**Page excerpt:**
= Beginning of Section =
Business

Lower interest rates make India Inc less default prone

Read more at timesofindia.indiatimes.com

Mumbai: A sharp reduction in interest rates and an increase in revenues led to a sharp improvement in interest coverage or the ability to service debt for most corporates in the July-September quarter. However hospitality, retail and infrastructure sectors are still struggling to generate enough money to repay loans, while real estate and telecom are on the fence.
RBI’s repo rate cut to 4% from 5.15% post-lockdown had resulted in the weighted average lending rate on new loans falling to 8.29% in September from 9.26% in February, according to an analysis of 3,542 companies’ financials by CARE Ratings. Interest coverage for these companies had fallen to 2.6 times of earnings in March 2020 from 4.3 in the preceding quarter. This ratio improved marginally to 2.7 in the June quarter and jumped to 5.3 at the end September. An interest coverage ratio of below 1.5 is considered low, while a number below 1 indicates that a default is likely.
The September quarter saw improvement across all sectors except non-ferrous metals — its interest coverage was at 4.9 times compared to 6.7 in the April-June period. At the end of the June quarter, retail and infrastructure sectors had interest coverage of below 1, while for telecom and real estate it was 1.4. The ratio for these sectors improved to 3 and above in the September quarter. Hospitality was the only sector, which continued to have a negative interest coverage at the end of the September quarter.
= End of Section =
**Exercise 1:**
Print the stretch of the article on corporate interest coverage from "Mumbai: A sharp" through "on the fence.", word for word.
**Exercise 2:**
Decide whether each statement agrees with the article on corporate interest coverage, answering yes or no and quoting the deciding words: (a) The repo rate was cut to 4% from 5.15%. (b) The CARE Ratings analysis covered the financials of 5,000 companies. (c) The interest coverage of non-ferrous metals rose in the September quarter.
**Exercise 3:**
Go on with the article on corporate interest coverage after its last sentence.

**Entries supplied:**
= Beginning of Section =
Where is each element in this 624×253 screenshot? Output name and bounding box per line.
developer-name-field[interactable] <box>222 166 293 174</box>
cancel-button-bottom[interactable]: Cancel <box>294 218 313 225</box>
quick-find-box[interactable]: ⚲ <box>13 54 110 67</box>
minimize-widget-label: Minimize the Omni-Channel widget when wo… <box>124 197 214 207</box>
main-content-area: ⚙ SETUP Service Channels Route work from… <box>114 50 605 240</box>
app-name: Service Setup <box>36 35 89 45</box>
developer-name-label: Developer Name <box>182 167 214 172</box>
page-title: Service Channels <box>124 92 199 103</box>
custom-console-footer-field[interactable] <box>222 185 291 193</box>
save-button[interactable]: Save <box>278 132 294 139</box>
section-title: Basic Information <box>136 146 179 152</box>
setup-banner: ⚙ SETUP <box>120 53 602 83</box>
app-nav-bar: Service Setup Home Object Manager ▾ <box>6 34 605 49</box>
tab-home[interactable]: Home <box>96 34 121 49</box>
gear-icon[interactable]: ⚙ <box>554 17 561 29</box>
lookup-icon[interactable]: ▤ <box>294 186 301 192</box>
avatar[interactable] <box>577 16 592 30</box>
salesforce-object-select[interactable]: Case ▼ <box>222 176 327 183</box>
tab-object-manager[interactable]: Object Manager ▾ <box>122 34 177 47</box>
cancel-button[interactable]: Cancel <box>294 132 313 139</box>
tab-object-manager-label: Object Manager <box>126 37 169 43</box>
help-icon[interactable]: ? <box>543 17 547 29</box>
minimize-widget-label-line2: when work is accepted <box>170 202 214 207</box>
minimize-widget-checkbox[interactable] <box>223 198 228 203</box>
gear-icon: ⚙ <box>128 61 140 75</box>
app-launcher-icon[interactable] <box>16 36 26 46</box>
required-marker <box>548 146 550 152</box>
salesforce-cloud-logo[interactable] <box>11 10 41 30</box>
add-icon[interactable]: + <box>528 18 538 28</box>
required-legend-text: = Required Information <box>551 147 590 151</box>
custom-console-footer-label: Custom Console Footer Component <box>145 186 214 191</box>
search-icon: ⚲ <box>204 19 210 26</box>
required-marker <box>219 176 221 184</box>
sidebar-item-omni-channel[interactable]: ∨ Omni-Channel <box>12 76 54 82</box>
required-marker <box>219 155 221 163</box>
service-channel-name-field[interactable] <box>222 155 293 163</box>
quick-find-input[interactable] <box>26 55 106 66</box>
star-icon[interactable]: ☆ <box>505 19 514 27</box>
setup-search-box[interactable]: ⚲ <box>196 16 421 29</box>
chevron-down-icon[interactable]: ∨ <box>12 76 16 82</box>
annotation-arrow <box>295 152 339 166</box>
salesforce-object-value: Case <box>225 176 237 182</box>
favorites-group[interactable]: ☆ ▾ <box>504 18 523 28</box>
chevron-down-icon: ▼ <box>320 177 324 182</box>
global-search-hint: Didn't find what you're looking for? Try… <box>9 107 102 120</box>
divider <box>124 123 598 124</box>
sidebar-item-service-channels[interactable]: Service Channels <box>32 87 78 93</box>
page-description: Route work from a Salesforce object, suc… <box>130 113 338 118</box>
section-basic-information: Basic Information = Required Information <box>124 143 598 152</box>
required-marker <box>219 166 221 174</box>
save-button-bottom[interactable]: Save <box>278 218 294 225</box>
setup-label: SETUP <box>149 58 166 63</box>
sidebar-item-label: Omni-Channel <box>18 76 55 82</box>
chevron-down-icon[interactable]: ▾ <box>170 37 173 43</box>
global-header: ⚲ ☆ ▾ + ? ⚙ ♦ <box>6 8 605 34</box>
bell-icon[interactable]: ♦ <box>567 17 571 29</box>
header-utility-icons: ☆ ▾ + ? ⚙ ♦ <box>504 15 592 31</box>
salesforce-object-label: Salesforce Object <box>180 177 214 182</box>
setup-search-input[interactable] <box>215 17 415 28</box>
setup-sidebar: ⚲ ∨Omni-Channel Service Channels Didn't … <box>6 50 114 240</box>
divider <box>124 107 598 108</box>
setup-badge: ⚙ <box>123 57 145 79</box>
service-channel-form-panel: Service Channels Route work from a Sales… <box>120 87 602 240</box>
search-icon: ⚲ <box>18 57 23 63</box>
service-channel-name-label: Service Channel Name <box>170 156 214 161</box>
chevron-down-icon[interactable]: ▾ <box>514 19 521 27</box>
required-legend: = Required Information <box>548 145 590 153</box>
= End of Section =
**Task answer 1:**
Mumbai: A sharp reduction in interest rates and an increase in revenues led to a sharp improvement in interest coverage or the ability to service debt for most corporates in the July-September quarter. However hospitality, retail and infrastructure sectors are still struggling to generate enough money to repay loans, while real estate and telecom are on the fence.

**Task answer 2:**
(a) Yes: "RBI’s repo rate cut to 4% from 5.15% post-lockdown"
(b) No: "an analysis of 3,542 companies’ financials by CARE Ratings"
(c) No: "its interest coverage was at 4.9 times compared to 6.7 in the April-June period"

**Task answer 3:**
According to CARE Ratings, in the March quarter, only seven out of 31 sectors saw an improvement in coverage ratio, while five sectors saw profits turn into losses resulting in a negative interest coverage. The June quarter also saw five industries with negative interest cover — textiles, alcohol, gems & jewellery, telecom and hospitality. However, telecom sector’s losses were due to non-Covid reasons.
A negative interest cover meant that the company is making losses in its earnings before interest, tax, depreciation and amortisation (ebitda), said Madan Sabnavis, chief economist, CARE Ratings.
The last week of a financial year is typically the biggest in terms of sales. As a result, the lockdown, which began in the last week of March, had brought down earnings for the entire quarter. The April-June quarter was hit the most as it saw the maximum period under a strict lockdown.